(Given request) Restate the whole listing exactly.

(Rows from a dataset)
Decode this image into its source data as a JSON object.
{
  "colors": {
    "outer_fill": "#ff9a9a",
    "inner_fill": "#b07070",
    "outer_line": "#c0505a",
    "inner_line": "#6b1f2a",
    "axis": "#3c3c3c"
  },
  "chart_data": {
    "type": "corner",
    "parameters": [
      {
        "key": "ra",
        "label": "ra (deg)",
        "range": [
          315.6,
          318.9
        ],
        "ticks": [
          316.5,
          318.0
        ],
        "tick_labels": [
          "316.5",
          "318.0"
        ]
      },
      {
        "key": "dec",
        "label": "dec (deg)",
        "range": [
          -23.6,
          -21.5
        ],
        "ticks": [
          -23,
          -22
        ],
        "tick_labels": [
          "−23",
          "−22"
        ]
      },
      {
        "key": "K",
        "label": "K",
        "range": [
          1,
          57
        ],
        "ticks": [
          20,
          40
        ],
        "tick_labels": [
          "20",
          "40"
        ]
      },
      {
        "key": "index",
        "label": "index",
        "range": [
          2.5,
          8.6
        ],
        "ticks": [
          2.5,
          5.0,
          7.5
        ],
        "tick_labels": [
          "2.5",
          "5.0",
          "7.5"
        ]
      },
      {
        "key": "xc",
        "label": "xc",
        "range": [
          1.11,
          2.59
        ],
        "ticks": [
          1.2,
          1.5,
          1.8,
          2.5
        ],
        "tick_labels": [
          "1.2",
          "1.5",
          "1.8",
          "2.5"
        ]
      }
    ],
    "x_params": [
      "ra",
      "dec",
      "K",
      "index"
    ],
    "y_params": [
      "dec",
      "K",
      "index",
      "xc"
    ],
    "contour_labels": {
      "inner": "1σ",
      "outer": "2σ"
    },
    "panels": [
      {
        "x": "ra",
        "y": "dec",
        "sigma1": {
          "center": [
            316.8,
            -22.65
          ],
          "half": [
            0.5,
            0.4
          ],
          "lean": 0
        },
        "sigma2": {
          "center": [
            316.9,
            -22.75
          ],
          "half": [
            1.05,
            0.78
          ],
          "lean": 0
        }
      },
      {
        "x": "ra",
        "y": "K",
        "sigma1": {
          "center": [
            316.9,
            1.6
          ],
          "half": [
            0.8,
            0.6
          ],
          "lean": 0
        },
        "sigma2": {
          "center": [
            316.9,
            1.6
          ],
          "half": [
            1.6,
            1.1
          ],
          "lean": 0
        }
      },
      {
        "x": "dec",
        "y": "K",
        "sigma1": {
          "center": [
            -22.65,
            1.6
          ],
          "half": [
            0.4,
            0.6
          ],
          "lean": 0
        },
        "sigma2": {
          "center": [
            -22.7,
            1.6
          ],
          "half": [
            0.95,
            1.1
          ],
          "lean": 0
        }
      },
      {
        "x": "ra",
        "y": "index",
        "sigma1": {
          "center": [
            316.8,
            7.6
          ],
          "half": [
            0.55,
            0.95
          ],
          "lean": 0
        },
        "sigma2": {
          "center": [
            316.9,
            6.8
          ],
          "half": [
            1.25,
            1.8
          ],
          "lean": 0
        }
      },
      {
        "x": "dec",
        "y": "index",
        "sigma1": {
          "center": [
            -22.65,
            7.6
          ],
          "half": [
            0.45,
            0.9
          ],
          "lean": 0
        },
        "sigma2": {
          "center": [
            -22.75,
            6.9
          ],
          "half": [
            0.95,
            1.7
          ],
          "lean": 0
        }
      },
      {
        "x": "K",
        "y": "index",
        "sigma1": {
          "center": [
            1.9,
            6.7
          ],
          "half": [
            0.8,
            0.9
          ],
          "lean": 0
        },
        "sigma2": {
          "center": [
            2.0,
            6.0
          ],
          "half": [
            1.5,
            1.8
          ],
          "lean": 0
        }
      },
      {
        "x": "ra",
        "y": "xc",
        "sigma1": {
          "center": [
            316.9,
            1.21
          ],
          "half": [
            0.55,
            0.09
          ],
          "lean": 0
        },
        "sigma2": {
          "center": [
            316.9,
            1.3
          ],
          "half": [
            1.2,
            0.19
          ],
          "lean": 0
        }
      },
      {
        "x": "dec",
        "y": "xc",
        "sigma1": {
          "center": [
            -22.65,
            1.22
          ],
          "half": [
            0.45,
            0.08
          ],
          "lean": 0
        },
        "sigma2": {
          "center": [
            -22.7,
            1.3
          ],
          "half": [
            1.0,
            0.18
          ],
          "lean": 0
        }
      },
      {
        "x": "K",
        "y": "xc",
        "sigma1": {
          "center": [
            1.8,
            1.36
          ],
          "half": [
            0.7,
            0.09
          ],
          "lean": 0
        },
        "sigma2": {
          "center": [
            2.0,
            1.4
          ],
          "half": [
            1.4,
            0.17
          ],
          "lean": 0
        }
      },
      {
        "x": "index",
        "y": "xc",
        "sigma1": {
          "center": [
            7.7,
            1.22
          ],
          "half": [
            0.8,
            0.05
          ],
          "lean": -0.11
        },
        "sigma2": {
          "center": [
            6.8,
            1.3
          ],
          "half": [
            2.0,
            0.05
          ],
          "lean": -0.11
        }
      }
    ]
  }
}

(Solution)
Decode this image into its source data as a JSON object.
{
  "colors": {
    "outer_fill": "#ff9a9a",
    "inner_fill": "#b07070",
    "outer_line": "#c0505a",
    "inner_line": "#6b1f2a",
    "axis": "#3c3c3c"
  },
  "chart_data": {
    "type": "corner",
    "parameters": [
      {
        "key": "ra",
        "label": "ra (deg)",
        "range": [
          315.6,
          318.9
        ],
        "ticks": [
          316.5,
          318.0
        ],
        "tick_labels": [
          "316.5",
          "318.0"
        ]
      },
      {
        "key": "dec",
        "label": "dec (deg)",
        "range": [
          -23.6,
          -21.5
        ],
        "ticks": [
          -23,
          -22
        ],
        "tick_labels": [
          "−23",
          "−22"
        ]
      },
      {
        "key": "K",
        "label": "K",
        "range": [
          1,
          57
        ],
        "ticks": [
          20,
          40
        ],
        "tick_labels": [
          "20",
          "40"
        ]
      },
      {
        "key": "index",
        "label": "index",
        "range": [
          2.5,
          8.6
        ],
        "ticks": [
          2.5,
          5.0,
          7.5
        ],
        "tick_labels": [
          "2.5",
          "5.0",
          "7.5"
        ]
      },
      {
        "key": "xc",
        "label": "xc",
        "range": [
          1.11,
          2.59
        ],
        "ticks": [
          1.2,
          1.5,
          1.8,
          2.5
        ],
        "tick_labels": [
          "1.2",
          "1.5",
          "1.8",
          "2.5"
        ]
      }
    ],
    "x_params": [
      "ra",
      "dec",
      "K",
      "index"
    ],
    "y_params": [
      "dec",
      "K",
      "index",
      "xc"
    ],
    "contour_labels": {
      "inner": "1σ",
      "outer": "2σ"
    },
    "panels": [
      {
        "x": "ra",
        "y": "dec",
        "sigma1": {
          "center": [
            316.8,
            -22.65
          ],
          "half": [
            0.5,
            0.4
          ],
          "lean": 0
        },
        "sigma2": {
          "center": [
            316.9,
            -22.75
          ],
          "half": [
            1.05,
            0.78
          ],
          "lean": 0
        }
      },
      {
        "x": "ra",
        "y": "K",
        "sigma1": {
          "center": [
            316.9,
            1.6
          ],
          "half": [
            0.8,
            0.6
          ],
          "lean": 0
        },
        "sigma2": {
          "center": [
            316.9,
            1.6
          ],
          "half": [
            1.6,
            1.1
          ],
          "lean": 0
        }
      },
      {
        "x": "dec",
        "y": "K",
        "sigma1": {
          "center": [
            -22.65,
            1.6
          ],
          "half": [
            0.4,
            0.6
          ],
          "lean": 0
        },
        "sigma2": {
          "center": [
            -22.7,
            1.6
          ],
          "half": [
            0.95,
            1.1
          ],
          "lean": 0
        }
      },
      {
        "x": "ra",
        "y": "index",
        "sigma1": {
          "center": [
            316.8,
            7.6
          ],
          "half": [
            0.55,
            0.95
          ],
          "lean": 0
        },
        "sigma2": {
          "center": [
            316.9,
            6.8
          ],
          "half": [
            1.25,
            1.8
          ],
          "lean": 0
        }
      },
      {
        "x": "dec",
        "y": "index",
        "sigma1": {
          "center": [
            -22.65,
            7.6
          ],
          "half": [
            0.45,
            0.9
          ],
          "lean": 0
        },
        "sigma2": {
          "center": [
            -22.75,
            6.9
          ],
          "half": [
            0.95,
            1.7
          ],
          "lean": 0
        }
      },
      {
        "x": "K",
        "y": "index",
        "sigma1": {
          "center": [
            1.9,
            6.7
          ],
          "half": [
            0.8,
            0.9
          ],
          "lean": 0
        },
        "sigma2": {
          "center": [
            2.0,
            6.0
          ],
          "half": [
            1.5,
            1.8
          ],
          "lean": 0
        }
      },
      {
        "x": "ra",
        "y": "xc",
        "sigma1": {
          "center": [
            316.9,
            1.21
          ],
          "half": [
            0.55,
            0.09
          ],
          "lean": 0
        },
        "sigma2": {
          "center": [
            316.9,
            1.3
          ],
          "half": [
            1.2,
            0.19
          ],
          "lean": 0
        }
      },
      {
        "x": "dec",
        "y": "xc",
        "sigma1": {
          "center": [
            -22.65,
            1.22
          ],
          "half": [
            0.45,
            0.08
          ],
          "lean": 0
        },
        "sigma2": {
          "center": [
            -22.7,
            1.3
          ],
          "half": [
            1.0,
            0.18
          ],
          "lean": 0
        }
      },
      {
        "x": "K",
        "y": "xc",
        "sigma1": {
          "center": [
            1.8,
            1.36
          ],
          "half": [
            0.7,
            0.09
          ],
          "lean": 0
        },
        "sigma2": {
          "center": [
            2.0,
            1.4
          ],
          "half": [
            1.4,
            0.17
          ],
          "lean": 0
        }
      },
      {
        "x": "index",
        "y": "xc",
        "sigma1": {
          "center": [
            7.7,
            1.22
          ],
          "half": [
            0.8,
            0.05
          ],
          "lean": -0.11
        },
        "sigma2": {
          "center": [
            6.8,
            1.3
          ],
          "half": [
            2.0,
            0.05
          ],
          "lean": -0.11
        }
      }
    ]
  }
}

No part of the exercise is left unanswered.